Your instructions — Write out all of the data without omission, exactly as shown.
====
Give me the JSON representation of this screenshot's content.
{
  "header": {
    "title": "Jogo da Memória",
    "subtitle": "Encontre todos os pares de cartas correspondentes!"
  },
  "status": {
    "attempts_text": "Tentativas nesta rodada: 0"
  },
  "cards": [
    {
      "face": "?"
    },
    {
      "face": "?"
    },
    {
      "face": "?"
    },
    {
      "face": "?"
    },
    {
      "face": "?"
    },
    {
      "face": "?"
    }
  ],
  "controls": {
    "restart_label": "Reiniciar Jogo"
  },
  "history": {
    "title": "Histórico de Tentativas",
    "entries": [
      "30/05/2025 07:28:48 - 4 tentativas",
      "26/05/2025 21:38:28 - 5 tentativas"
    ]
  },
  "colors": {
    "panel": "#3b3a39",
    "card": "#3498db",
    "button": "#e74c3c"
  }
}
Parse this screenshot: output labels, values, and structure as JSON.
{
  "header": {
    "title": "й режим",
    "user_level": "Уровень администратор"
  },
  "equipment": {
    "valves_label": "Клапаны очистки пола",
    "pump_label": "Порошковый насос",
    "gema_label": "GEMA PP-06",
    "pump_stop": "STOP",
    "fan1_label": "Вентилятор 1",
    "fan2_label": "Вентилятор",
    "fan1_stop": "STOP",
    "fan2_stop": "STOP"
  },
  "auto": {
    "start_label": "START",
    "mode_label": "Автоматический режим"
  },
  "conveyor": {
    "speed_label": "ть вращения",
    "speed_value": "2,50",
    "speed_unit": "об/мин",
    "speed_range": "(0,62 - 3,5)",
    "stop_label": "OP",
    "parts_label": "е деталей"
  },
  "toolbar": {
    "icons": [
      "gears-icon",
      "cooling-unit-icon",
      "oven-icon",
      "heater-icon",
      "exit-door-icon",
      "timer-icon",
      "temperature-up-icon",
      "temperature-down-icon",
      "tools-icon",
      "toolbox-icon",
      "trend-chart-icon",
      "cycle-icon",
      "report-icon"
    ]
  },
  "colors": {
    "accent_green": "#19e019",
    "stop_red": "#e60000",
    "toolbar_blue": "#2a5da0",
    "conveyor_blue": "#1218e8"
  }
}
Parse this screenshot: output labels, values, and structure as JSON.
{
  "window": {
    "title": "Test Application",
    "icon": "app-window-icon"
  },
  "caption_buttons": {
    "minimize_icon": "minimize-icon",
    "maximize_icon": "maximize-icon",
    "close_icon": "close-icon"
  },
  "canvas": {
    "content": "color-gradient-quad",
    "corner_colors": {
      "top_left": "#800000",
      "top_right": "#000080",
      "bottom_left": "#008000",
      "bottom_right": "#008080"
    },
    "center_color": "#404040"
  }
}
====
Task solution —
Give me the JSON representation of this screenshot's content.
{
  "header": {
    "title": "Jogo da Memória",
    "subtitle": "Encontre todos os pares de cartas correspondentes!"
  },
  "status": {
    "attempts_text": "Tentativas nesta rodada: 0"
  },
  "cards": [
    {
      "face": "?"
    },
    {
      "face": "?"
    },
    {
      "face": "?"
    },
    {
      "face": "?"
    },
    {
      "face": "?"
    },
    {
      "face": "?"
    }
  ],
  "controls": {
    "restart_label": "Reiniciar Jogo"
  },
  "history": {
    "title": "Histórico de Tentativas",
    "entries": [
      "30/05/2025 07:28:48 - 4 tentativas",
      "26/05/2025 21:38:28 - 5 tentativas"
    ]
  },
  "colors": {
    "panel": "#3b3a39",
    "card": "#3498db",
    "button": "#e74c3c"
  }
}
Parse this screenshot: output labels, values, and structure as JSON.
{
  "header": {
    "title": "й режим",
    "user_level": "Уровень администратор"
  },
  "equipment": {
    "valves_label": "Клапаны очистки пола",
    "pump_label": "Порошковый насос",
    "gema_label": "GEMA PP-06",
    "pump_stop": "STOP",
    "fan1_label": "Вентилятор 1",
    "fan2_label": "Вентилятор",
    "fan1_stop": "STOP",
    "fan2_stop": "STOP"
  },
  "auto": {
    "start_label": "START",
    "mode_label": "Автоматический режим"
  },
  "conveyor": {
    "speed_label": "ть вращения",
    "speed_value": "2,50",
    "speed_unit": "об/мин",
    "speed_range": "(0,62 - 3,5)",
    "stop_label": "OP",
    "parts_label": "е деталей"
  },
  "toolbar": {
    "icons": [
      "gears-icon",
      "cooling-unit-icon",
      "oven-icon",
      "heater-icon",
      "exit-door-icon",
      "timer-icon",
      "temperature-up-icon",
      "temperature-down-icon",
      "tools-icon",
      "toolbox-icon",
      "trend-chart-icon",
      "cycle-icon",
      "report-icon"
    ]
  },
  "colors": {
    "accent_green": "#19e019",
    "stop_red": "#e60000",
    "toolbar_blue": "#2a5da0",
    "conveyor_blue": "#1218e8"
  }
}
Parse this screenshot: output labels, values, and structure as JSON.
{
  "window": {
    "title": "Test Application",
    "icon": "app-window-icon"
  },
  "caption_buttons": {
    "minimize_icon": "minimize-icon",
    "maximize_icon": "maximize-icon",
    "close_icon": "close-icon"
  },
  "canvas": {
    "content": "color-gradient-quad",
    "corner_colors": {
      "top_left": "#800000",
      "top_right": "#000080",
      "bottom_left": "#008000",
      "bottom_right": "#008080"
    },
    "center_color": "#404040"
  }
}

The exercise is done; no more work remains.